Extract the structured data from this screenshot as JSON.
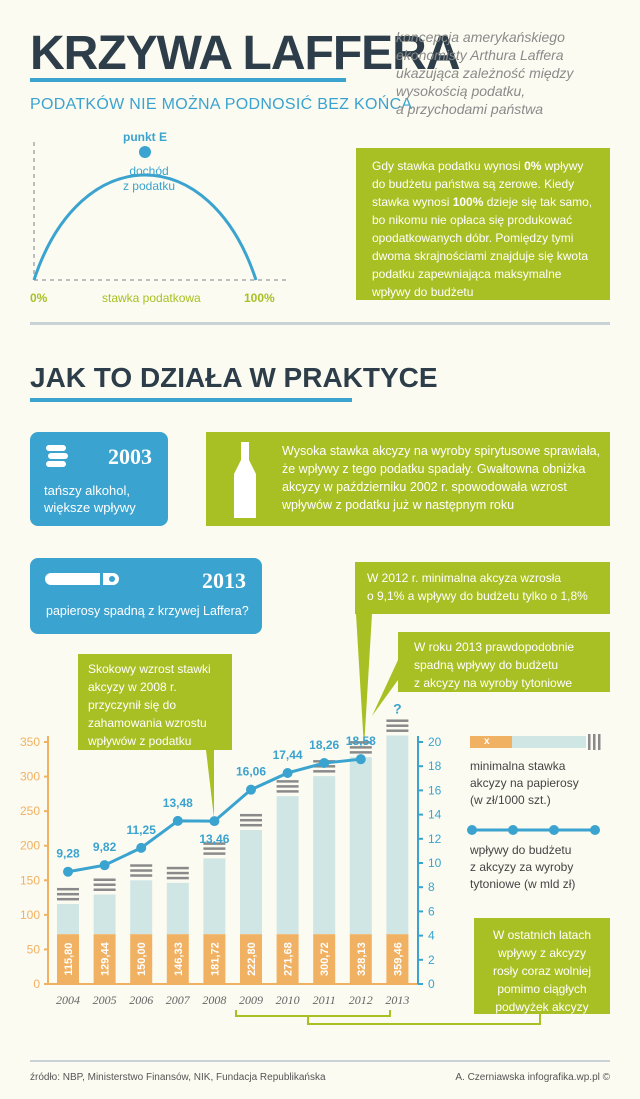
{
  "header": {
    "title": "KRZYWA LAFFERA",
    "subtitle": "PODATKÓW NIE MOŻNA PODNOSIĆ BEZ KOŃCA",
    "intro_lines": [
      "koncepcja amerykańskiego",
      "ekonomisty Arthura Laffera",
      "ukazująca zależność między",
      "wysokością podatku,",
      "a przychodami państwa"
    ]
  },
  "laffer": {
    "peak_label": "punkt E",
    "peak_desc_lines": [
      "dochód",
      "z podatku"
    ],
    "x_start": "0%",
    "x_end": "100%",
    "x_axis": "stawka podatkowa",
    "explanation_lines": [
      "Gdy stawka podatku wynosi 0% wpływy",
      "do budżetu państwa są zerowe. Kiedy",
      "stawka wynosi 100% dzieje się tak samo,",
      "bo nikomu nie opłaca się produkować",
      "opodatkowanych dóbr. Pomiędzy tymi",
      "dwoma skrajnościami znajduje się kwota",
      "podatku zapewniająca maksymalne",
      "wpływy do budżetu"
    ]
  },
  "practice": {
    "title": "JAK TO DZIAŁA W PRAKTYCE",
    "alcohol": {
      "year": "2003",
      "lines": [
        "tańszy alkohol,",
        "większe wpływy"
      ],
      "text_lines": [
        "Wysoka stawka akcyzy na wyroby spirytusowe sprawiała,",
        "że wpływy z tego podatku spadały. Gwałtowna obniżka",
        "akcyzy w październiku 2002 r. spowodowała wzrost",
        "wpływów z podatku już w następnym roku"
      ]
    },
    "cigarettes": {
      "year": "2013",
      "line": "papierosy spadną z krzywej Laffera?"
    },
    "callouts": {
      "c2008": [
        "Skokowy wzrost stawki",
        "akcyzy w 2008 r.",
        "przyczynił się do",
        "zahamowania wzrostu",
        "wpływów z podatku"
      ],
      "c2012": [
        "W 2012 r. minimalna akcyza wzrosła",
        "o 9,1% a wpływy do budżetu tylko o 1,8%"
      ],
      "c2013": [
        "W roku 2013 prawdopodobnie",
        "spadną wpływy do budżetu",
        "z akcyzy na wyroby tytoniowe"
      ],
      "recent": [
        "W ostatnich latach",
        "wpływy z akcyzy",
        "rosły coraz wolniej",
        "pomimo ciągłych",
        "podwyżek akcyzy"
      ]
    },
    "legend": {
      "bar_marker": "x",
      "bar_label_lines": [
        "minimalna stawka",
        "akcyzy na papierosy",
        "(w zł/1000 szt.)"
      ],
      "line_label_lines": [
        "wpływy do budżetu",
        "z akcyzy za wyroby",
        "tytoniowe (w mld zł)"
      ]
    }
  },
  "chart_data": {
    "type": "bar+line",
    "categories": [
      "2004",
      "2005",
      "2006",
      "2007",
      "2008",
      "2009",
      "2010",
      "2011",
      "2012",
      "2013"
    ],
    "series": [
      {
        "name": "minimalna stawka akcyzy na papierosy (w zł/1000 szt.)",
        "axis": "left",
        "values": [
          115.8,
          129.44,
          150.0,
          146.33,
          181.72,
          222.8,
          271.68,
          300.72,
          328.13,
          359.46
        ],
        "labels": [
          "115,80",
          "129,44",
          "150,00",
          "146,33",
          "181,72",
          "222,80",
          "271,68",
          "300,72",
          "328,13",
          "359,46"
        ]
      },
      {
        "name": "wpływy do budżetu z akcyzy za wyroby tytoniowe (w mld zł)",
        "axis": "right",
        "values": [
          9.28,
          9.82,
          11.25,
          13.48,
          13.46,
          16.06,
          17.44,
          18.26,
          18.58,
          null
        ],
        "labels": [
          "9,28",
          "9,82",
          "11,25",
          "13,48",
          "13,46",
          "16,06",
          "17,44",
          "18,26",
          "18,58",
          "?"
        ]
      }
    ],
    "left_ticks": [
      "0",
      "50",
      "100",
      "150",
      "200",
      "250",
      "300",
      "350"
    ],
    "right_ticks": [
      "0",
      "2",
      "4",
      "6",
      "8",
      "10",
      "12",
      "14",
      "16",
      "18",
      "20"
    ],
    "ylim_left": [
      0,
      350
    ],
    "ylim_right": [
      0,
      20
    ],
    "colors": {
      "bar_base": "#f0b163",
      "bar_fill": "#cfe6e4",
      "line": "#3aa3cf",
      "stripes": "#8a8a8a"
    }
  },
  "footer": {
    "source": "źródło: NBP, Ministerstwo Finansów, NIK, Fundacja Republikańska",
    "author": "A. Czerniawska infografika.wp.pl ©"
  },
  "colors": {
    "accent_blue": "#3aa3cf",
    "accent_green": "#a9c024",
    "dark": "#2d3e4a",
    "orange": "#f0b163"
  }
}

----------------------------------------

## INSTRUCTION:
In the copy, include all records verbatim but no images.

## RESULT BELOW:
Extract the structured data from this screenshot as JSON.
{
  "header": {
    "title": "KRZYWA LAFFERA",
    "subtitle": "PODATKÓW NIE MOŻNA PODNOSIĆ BEZ KOŃCA",
    "intro_lines": [
      "koncepcja amerykańskiego",
      "ekonomisty Arthura Laffera",
      "ukazująca zależność między",
      "wysokością podatku,",
      "a przychodami państwa"
    ]
  },
  "laffer": {
    "peak_label": "punkt E",
    "peak_desc_lines": [
      "dochód",
      "z podatku"
    ],
    "x_start": "0%",
    "x_end": "100%",
    "x_axis": "stawka podatkowa",
    "explanation_lines": [
      "Gdy stawka podatku wynosi 0% wpływy",
      "do budżetu państwa są zerowe. Kiedy",
      "stawka wynosi 100% dzieje się tak samo,",
      "bo nikomu nie opłaca się produkować",
      "opodatkowanych dóbr. Pomiędzy tymi",
      "dwoma skrajnościami znajduje się kwota",
      "podatku zapewniająca maksymalne",
      "wpływy do budżetu"
    ]
  },
  "practice": {
    "title": "JAK TO DZIAŁA W PRAKTYCE",
    "alcohol": {
      "year": "2003",
      "lines": [
        "tańszy alkohol,",
        "większe wpływy"
      ],
      "text_lines": [
        "Wysoka stawka akcyzy na wyroby spirytusowe sprawiała,",
        "że wpływy z tego podatku spadały. Gwałtowna obniżka",
        "akcyzy w październiku 2002 r. spowodowała wzrost",
        "wpływów z podatku już w następnym roku"
      ]
    },
    "cigarettes": {
      "year": "2013",
      "line": "papierosy spadną z krzywej Laffera?"
    },
    "callouts": {
      "c2008": [
        "Skokowy wzrost stawki",
        "akcyzy w 2008 r.",
        "przyczynił się do",
        "zahamowania wzrostu",
        "wpływów z podatku"
      ],
      "c2012": [
        "W 2012 r. minimalna akcyza wzrosła",
        "o 9,1% a wpływy do budżetu tylko o 1,8%"
      ],
      "c2013": [
        "W roku 2013 prawdopodobnie",
        "spadną wpływy do budżetu",
        "z akcyzy na wyroby tytoniowe"
      ],
      "recent": [
        "W ostatnich latach",
        "wpływy z akcyzy",
        "rosły coraz wolniej",
        "pomimo ciągłych",
        "podwyżek akcyzy"
      ]
    },
    "legend": {
      "bar_marker": "x",
      "bar_label_lines": [
        "minimalna stawka",
        "akcyzy na papierosy",
        "(w zł/1000 szt.)"
      ],
      "line_label_lines": [
        "wpływy do budżetu",
        "z akcyzy za wyroby",
        "tytoniowe (w mld zł)"
      ]
    }
  },
  "chart_data": {
    "type": "bar+line",
    "categories": [
      "2004",
      "2005",
      "2006",
      "2007",
      "2008",
      "2009",
      "2010",
      "2011",
      "2012",
      "2013"
    ],
    "series": [
      {
        "name": "minimalna stawka akcyzy na papierosy (w zł/1000 szt.)",
        "axis": "left",
        "values": [
          115.8,
          129.44,
          150.0,
          146.33,
          181.72,
          222.8,
          271.68,
          300.72,
          328.13,
          359.46
        ],
        "labels": [
          "115,80",
          "129,44",
          "150,00",
          "146,33",
          "181,72",
          "222,80",
          "271,68",
          "300,72",
          "328,13",
          "359,46"
        ]
      },
      {
        "name": "wpływy do budżetu z akcyzy za wyroby tytoniowe (w mld zł)",
        "axis": "right",
        "values": [
          9.28,
          9.82,
          11.25,
          13.48,
          13.46,
          16.06,
          17.44,
          18.26,
          18.58,
          null
        ],
        "labels": [
          "9,28",
          "9,82",
          "11,25",
          "13,48",
          "13,46",
          "16,06",
          "17,44",
          "18,26",
          "18,58",
          "?"
        ]
      }
    ],
    "left_ticks": [
      "0",
      "50",
      "100",
      "150",
      "200",
      "250",
      "300",
      "350"
    ],
    "right_ticks": [
      "0",
      "2",
      "4",
      "6",
      "8",
      "10",
      "12",
      "14",
      "16",
      "18",
      "20"
    ],
    "ylim_left": [
      0,
      350
    ],
    "ylim_right": [
      0,
      20
    ],
    "colors": {
      "bar_base": "#f0b163",
      "bar_fill": "#cfe6e4",
      "line": "#3aa3cf",
      "stripes": "#8a8a8a"
    }
  },
  "footer": {
    "source": "źródło: NBP, Ministerstwo Finansów, NIK, Fundacja Republikańska",
    "author": "A. Czerniawska infografika.wp.pl ©"
  },
  "colors": {
    "accent_blue": "#3aa3cf",
    "accent_green": "#a9c024",
    "dark": "#2d3e4a",
    "orange": "#f0b163"
  }
}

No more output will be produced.